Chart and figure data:
-- begin --

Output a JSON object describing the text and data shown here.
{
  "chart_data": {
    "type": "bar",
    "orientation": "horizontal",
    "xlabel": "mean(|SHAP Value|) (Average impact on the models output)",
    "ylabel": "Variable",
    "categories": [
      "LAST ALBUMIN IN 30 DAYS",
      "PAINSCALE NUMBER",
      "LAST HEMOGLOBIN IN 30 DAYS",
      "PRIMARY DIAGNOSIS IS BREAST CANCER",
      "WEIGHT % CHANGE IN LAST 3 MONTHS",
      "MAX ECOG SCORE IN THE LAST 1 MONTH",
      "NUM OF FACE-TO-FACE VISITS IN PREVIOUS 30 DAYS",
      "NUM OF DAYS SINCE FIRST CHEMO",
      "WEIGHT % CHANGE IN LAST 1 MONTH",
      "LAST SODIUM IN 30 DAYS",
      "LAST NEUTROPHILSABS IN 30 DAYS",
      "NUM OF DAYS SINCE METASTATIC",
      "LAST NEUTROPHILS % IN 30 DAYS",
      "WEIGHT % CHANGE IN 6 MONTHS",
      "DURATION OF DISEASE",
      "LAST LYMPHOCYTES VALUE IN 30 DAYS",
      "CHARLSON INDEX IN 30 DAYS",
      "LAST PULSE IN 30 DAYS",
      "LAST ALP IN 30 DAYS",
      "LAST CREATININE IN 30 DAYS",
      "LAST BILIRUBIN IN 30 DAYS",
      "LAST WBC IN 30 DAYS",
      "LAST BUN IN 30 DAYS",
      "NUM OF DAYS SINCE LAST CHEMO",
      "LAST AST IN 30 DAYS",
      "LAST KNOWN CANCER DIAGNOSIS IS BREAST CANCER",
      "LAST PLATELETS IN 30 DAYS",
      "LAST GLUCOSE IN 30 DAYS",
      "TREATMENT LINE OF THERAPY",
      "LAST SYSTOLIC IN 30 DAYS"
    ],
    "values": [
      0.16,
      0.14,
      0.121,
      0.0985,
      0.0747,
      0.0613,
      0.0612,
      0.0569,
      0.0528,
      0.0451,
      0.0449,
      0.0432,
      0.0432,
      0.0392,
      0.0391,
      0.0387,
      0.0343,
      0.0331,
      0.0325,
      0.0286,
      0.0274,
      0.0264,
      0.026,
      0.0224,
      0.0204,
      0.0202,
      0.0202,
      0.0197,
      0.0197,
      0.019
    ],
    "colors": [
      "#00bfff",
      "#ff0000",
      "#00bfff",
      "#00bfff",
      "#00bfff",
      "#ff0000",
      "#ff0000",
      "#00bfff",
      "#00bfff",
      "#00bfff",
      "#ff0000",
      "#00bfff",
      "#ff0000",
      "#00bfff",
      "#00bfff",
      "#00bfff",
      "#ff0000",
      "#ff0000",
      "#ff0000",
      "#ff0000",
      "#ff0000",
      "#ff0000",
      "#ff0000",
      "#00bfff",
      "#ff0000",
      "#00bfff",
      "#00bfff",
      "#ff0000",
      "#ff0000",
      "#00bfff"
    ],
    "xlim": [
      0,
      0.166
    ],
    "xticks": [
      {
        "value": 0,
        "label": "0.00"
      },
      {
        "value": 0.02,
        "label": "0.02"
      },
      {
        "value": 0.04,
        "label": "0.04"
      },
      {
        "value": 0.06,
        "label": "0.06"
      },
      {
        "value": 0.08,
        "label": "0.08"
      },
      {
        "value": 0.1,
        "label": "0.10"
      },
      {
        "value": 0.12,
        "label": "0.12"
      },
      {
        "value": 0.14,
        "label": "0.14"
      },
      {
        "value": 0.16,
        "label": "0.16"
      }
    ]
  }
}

-- end --
-- begin --

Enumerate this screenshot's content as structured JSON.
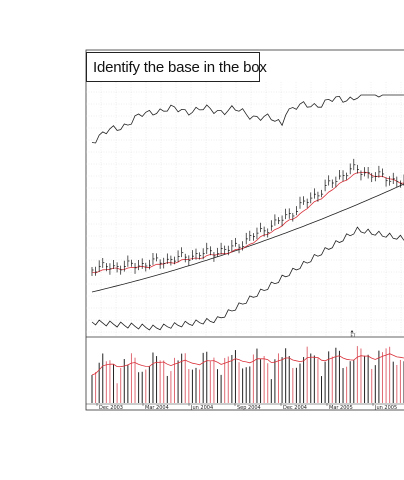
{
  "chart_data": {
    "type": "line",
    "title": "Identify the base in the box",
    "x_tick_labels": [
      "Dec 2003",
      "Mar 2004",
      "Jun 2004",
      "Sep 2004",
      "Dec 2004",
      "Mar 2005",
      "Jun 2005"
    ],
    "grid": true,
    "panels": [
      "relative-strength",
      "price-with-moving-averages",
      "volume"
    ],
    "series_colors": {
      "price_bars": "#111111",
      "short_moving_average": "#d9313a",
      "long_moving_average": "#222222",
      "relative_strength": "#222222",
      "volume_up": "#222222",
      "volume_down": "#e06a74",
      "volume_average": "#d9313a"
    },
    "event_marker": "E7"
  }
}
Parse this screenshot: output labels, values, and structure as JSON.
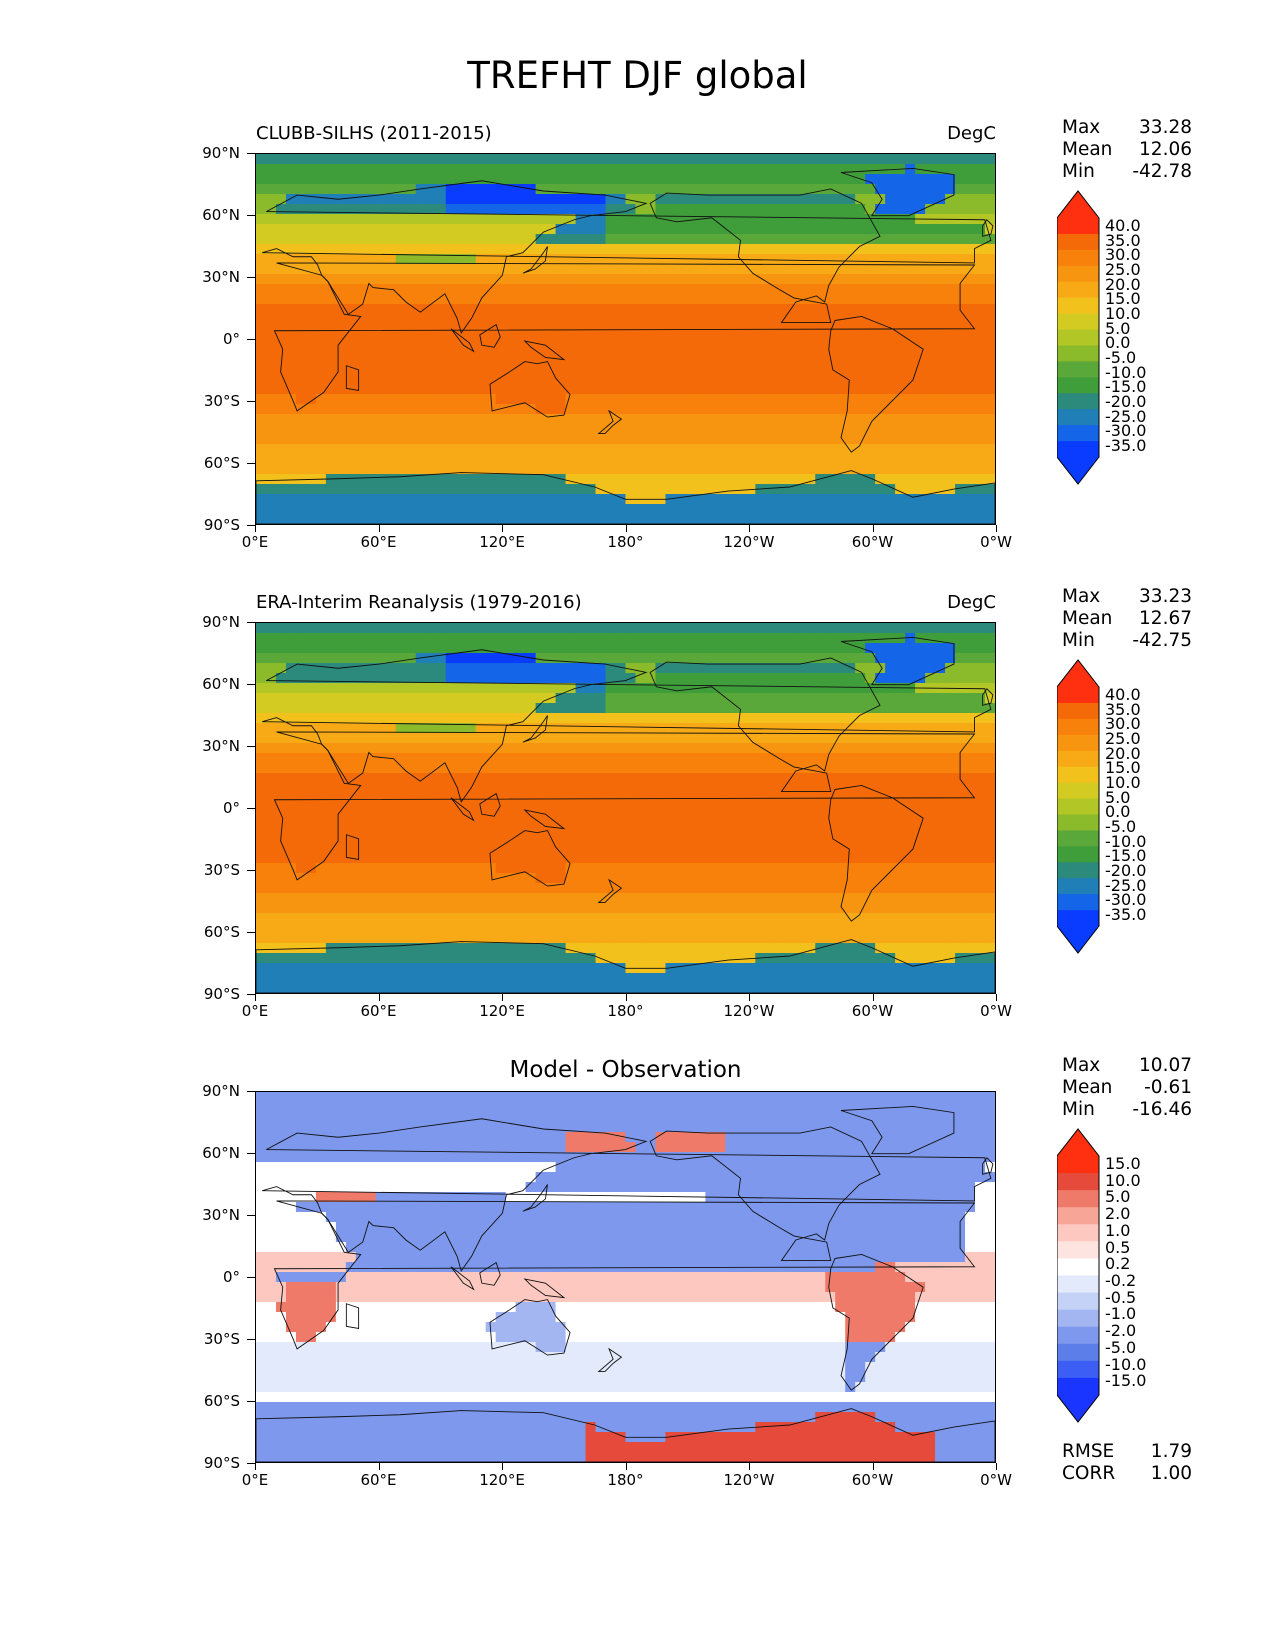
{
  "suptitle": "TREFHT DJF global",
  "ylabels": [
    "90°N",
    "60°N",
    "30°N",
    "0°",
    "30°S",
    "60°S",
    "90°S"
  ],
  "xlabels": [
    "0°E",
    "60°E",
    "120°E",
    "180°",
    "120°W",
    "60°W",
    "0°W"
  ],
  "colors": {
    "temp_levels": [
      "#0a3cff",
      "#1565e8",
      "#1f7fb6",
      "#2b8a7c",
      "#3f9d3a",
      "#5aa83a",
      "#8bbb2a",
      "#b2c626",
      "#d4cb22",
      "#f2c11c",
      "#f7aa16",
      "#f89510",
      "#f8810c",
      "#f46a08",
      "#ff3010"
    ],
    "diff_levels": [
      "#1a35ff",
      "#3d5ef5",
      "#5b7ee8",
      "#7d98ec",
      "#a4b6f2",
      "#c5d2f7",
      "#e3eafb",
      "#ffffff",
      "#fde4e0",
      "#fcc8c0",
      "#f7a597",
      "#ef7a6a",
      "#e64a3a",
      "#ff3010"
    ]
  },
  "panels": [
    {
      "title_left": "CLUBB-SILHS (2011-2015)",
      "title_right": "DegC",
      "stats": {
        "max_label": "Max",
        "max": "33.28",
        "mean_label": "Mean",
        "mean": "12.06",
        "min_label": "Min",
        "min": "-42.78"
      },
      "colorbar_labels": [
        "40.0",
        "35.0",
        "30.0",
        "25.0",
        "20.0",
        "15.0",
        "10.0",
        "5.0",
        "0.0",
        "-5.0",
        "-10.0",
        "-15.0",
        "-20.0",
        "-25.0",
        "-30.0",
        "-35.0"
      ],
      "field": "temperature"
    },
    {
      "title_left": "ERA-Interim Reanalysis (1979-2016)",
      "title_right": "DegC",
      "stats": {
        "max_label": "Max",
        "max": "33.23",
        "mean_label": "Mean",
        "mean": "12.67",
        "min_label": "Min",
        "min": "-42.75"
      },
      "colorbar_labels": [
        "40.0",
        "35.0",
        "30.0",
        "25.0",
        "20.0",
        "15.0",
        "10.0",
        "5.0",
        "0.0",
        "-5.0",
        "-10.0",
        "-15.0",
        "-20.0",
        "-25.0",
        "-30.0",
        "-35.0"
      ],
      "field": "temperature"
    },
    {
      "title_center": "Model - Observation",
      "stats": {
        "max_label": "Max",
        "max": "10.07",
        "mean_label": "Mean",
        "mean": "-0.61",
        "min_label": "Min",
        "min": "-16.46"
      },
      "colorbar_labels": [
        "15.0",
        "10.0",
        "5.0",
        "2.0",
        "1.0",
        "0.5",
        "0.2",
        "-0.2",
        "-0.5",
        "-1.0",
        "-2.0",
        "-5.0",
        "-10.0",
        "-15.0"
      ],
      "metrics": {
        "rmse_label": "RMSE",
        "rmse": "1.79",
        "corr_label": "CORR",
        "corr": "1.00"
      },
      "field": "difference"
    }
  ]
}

-- end --

Directions:
Give the number of lines in the records that contain the string "SINCE", with no other output.

The solution:
3